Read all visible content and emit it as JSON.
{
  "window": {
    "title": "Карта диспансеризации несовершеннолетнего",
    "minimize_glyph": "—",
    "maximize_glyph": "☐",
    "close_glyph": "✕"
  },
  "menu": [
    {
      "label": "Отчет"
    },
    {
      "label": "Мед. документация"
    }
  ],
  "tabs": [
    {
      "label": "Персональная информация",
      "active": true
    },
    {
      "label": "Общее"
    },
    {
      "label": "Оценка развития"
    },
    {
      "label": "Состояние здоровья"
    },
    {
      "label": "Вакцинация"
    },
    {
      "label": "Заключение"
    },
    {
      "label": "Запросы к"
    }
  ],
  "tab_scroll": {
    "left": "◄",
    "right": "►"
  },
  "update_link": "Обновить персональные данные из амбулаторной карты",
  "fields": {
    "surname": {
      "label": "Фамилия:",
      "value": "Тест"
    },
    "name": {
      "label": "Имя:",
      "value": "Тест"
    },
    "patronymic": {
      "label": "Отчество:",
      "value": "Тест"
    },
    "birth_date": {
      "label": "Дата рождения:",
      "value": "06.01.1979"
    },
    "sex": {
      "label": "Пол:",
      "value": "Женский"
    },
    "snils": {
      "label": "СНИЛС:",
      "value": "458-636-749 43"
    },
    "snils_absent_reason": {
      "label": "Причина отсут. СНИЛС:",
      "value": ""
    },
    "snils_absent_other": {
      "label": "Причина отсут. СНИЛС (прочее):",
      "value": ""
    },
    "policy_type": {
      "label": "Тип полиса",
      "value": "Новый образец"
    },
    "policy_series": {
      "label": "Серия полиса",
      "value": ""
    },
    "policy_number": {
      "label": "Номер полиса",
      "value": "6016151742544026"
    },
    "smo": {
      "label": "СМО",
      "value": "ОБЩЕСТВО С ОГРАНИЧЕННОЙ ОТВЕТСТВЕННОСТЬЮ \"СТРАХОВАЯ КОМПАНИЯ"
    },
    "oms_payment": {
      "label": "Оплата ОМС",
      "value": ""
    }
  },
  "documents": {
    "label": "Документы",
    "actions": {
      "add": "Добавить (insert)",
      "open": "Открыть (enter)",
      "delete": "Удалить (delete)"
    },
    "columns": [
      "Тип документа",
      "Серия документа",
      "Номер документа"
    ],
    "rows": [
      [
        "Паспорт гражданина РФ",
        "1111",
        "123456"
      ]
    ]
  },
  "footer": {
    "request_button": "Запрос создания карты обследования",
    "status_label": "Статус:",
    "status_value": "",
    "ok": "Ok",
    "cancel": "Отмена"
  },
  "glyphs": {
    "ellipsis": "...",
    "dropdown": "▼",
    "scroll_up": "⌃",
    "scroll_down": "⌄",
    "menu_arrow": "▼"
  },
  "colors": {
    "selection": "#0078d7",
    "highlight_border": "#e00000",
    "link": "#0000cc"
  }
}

*-*-*

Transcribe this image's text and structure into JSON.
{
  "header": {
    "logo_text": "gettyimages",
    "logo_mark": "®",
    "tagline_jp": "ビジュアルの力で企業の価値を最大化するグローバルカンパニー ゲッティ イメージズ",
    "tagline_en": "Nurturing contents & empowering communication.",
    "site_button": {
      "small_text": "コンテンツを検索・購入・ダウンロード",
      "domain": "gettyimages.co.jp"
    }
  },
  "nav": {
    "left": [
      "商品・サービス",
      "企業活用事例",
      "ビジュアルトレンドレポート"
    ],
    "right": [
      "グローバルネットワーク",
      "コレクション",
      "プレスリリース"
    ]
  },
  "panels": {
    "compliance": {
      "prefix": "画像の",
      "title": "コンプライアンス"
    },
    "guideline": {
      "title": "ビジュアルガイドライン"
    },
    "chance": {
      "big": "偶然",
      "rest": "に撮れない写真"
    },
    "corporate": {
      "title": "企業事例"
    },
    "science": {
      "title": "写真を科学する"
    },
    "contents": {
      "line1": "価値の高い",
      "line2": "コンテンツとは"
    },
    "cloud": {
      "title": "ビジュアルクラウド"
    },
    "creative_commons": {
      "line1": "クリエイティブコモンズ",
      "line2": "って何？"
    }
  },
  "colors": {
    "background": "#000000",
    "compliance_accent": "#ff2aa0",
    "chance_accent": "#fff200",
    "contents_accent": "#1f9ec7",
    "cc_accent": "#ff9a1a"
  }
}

*-*-*

**What the task asks**
Return every line above that contains the word "полиса".

**Task response**
      "label": "Тип полиса",
      "label": "Серия полиса",
      "label": "Номер полиса",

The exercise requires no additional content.